— WHAT TO WORK ON —
All of the material below is to be returned exactly.

━━━ DATA FOR PROCESSING ━━━

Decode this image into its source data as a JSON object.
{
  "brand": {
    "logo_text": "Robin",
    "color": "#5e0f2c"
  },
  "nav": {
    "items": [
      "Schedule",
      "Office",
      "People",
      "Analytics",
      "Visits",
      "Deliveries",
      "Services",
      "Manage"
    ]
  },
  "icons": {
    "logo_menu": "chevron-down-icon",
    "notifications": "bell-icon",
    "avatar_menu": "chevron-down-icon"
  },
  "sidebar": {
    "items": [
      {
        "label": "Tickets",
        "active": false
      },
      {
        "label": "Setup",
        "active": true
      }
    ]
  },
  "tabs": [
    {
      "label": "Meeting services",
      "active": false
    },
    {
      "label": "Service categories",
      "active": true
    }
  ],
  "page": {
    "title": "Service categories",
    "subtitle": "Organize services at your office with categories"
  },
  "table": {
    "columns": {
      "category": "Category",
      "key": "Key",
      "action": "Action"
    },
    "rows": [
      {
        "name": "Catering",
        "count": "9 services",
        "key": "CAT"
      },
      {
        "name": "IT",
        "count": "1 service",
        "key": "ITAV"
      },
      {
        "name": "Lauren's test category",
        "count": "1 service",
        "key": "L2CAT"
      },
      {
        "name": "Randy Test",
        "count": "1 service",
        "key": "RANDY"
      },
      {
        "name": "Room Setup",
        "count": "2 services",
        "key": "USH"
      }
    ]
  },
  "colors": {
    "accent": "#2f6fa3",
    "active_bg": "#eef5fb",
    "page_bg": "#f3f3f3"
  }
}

━━━

— EXERCISE RESULT —
Decode this image into its source data as a JSON object.
{
  "brand": {
    "logo_text": "Robin",
    "color": "#5e0f2c"
  },
  "nav": {
    "items": [
      "Schedule",
      "Office",
      "People",
      "Analytics",
      "Visits",
      "Deliveries",
      "Services",
      "Manage"
    ]
  },
  "icons": {
    "logo_menu": "chevron-down-icon",
    "notifications": "bell-icon",
    "avatar_menu": "chevron-down-icon"
  },
  "sidebar": {
    "items": [
      {
        "label": "Tickets",
        "active": false
      },
      {
        "label": "Setup",
        "active": true
      }
    ]
  },
  "tabs": [
    {
      "label": "Meeting services",
      "active": false
    },
    {
      "label": "Service categories",
      "active": true
    }
  ],
  "page": {
    "title": "Service categories",
    "subtitle": "Organize services at your office with categories"
  },
  "table": {
    "columns": {
      "category": "Category",
      "key": "Key",
      "action": "Action"
    },
    "rows": [
      {
        "name": "Catering",
        "count": "9 services",
        "key": "CAT"
      },
      {
        "name": "IT",
        "count": "1 service",
        "key": "ITAV"
      },
      {
        "name": "Lauren's test category",
        "count": "1 service",
        "key": "L2CAT"
      },
      {
        "name": "Randy Test",
        "count": "1 service",
        "key": "RANDY"
      },
      {
        "name": "Room Setup",
        "count": "2 services",
        "key": "USH"
      }
    ]
  },
  "colors": {
    "accent": "#2f6fa3",
    "active_bg": "#eef5fb",
    "page_bg": "#f3f3f3"
  }
}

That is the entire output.